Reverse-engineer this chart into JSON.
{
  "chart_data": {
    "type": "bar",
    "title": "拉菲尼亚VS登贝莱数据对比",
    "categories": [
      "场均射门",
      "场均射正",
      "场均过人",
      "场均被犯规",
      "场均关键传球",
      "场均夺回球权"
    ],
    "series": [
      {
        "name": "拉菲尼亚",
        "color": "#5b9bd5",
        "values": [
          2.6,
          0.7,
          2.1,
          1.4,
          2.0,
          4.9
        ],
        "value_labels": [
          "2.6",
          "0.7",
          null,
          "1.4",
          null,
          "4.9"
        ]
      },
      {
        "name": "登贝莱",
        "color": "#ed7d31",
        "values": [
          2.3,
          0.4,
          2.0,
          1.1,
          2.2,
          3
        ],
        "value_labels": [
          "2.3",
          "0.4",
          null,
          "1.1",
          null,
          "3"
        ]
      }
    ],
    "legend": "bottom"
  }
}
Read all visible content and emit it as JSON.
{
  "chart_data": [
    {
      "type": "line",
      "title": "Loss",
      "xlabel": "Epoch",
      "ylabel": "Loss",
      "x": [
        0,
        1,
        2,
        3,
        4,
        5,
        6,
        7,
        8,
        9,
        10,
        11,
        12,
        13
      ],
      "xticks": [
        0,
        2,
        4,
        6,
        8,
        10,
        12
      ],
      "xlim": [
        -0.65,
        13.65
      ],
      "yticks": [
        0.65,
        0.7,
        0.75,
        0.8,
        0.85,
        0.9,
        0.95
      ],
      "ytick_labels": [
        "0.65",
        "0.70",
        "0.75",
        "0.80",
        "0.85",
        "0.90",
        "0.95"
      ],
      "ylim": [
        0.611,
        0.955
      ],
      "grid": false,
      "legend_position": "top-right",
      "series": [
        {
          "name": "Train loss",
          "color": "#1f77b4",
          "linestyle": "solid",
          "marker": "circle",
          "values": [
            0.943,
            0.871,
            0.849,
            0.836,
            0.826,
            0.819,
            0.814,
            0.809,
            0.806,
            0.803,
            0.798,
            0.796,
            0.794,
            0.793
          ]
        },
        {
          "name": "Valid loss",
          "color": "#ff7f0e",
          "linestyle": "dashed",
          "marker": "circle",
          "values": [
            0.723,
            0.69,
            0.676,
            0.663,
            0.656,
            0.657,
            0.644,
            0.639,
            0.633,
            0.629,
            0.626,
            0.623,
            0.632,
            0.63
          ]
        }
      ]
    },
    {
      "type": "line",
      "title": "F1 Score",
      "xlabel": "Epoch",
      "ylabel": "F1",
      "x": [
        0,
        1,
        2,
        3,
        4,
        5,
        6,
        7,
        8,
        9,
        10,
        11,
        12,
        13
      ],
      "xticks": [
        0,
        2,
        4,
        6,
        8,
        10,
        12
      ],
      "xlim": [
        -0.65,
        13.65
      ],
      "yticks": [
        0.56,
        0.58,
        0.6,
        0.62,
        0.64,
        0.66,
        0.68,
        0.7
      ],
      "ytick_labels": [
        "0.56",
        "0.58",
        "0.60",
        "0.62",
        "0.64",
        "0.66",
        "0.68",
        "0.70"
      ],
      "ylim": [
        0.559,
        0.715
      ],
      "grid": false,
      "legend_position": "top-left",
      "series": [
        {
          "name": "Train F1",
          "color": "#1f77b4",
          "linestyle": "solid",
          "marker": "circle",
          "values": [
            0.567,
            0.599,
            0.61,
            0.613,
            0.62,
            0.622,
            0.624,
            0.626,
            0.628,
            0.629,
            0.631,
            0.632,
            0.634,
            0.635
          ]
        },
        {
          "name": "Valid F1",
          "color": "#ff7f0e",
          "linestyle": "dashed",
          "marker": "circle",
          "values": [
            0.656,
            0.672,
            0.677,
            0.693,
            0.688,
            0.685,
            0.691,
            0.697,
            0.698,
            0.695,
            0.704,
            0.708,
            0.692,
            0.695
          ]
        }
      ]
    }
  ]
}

....

Aim of the exercise: Above are the records; retype them all without a single difference.

Correct output:
Reverse-engineer this chart into JSON.
{
  "chart_data": {
    "type": "bar",
    "title": "拉菲尼亚VS登贝莱数据对比",
    "categories": [
      "场均射门",
      "场均射正",
      "场均过人",
      "场均被犯规",
      "场均关键传球",
      "场均夺回球权"
    ],
    "series": [
      {
        "name": "拉菲尼亚",
        "color": "#5b9bd5",
        "values": [
          2.6,
          0.7,
          2.1,
          1.4,
          2.0,
          4.9
        ],
        "value_labels": [
          "2.6",
          "0.7",
          null,
          "1.4",
          null,
          "4.9"
        ]
      },
      {
        "name": "登贝莱",
        "color": "#ed7d31",
        "values": [
          2.3,
          0.4,
          2.0,
          1.1,
          2.2,
          3
        ],
        "value_labels": [
          "2.3",
          "0.4",
          null,
          "1.1",
          null,
          "3"
        ]
      }
    ],
    "legend": "bottom"
  }
}
Read all visible content and emit it as JSON.
{
  "chart_data": [
    {
      "type": "line",
      "title": "Loss",
      "xlabel": "Epoch",
      "ylabel": "Loss",
      "x": [
        0,
        1,
        2,
        3,
        4,
        5,
        6,
        7,
        8,
        9,
        10,
        11,
        12,
        13
      ],
      "xticks": [
        0,
        2,
        4,
        6,
        8,
        10,
        12
      ],
      "xlim": [
        -0.65,
        13.65
      ],
      "yticks": [
        0.65,
        0.7,
        0.75,
        0.8,
        0.85,
        0.9,
        0.95
      ],
      "ytick_labels": [
        "0.65",
        "0.70",
        "0.75",
        "0.80",
        "0.85",
        "0.90",
        "0.95"
      ],
      "ylim": [
        0.611,
        0.955
      ],
      "grid": false,
      "legend_position": "top-right",
      "series": [
        {
          "name": "Train loss",
          "color": "#1f77b4",
          "linestyle": "solid",
          "marker": "circle",
          "values": [
            0.943,
            0.871,
            0.849,
            0.836,
            0.826,
            0.819,
            0.814,
            0.809,
            0.806,
            0.803,
            0.798,
            0.796,
            0.794,
            0.793
          ]
        },
        {
          "name": "Valid loss",
          "color": "#ff7f0e",
          "linestyle": "dashed",
          "marker": "circle",
          "values": [
            0.723,
            0.69,
            0.676,
            0.663,
            0.656,
            0.657,
            0.644,
            0.639,
            0.633,
            0.629,
            0.626,
            0.623,
            0.632,
            0.63
          ]
        }
      ]
    },
    {
      "type": "line",
      "title": "F1 Score",
      "xlabel": "Epoch",
      "ylabel": "F1",
      "x": [
        0,
        1,
        2,
        3,
        4,
        5,
        6,
        7,
        8,
        9,
        10,
        11,
        12,
        13
      ],
      "xticks": [
        0,
        2,
        4,
        6,
        8,
        10,
        12
      ],
      "xlim": [
        -0.65,
        13.65
      ],
      "yticks": [
        0.56,
        0.58,
        0.6,
        0.62,
        0.64,
        0.66,
        0.68,
        0.7
      ],
      "ytick_labels": [
        "0.56",
        "0.58",
        "0.60",
        "0.62",
        "0.64",
        "0.66",
        "0.68",
        "0.70"
      ],
      "ylim": [
        0.559,
        0.715
      ],
      "grid": false,
      "legend_position": "top-left",
      "series": [
        {
          "name": "Train F1",
          "color": "#1f77b4",
          "linestyle": "solid",
          "marker": "circle",
          "values": [
            0.567,
            0.599,
            0.61,
            0.613,
            0.62,
            0.622,
            0.624,
            0.626,
            0.628,
            0.629,
            0.631,
            0.632,
            0.634,
            0.635
          ]
        },
        {
          "name": "Valid F1",
          "color": "#ff7f0e",
          "linestyle": "dashed",
          "marker": "circle",
          "values": [
            0.656,
            0.672,
            0.677,
            0.693,
            0.688,
            0.685,
            0.691,
            0.697,
            0.698,
            0.695,
            0.704,
            0.708,
            0.692,
            0.695
          ]
        }
      ]
    }
  ]
}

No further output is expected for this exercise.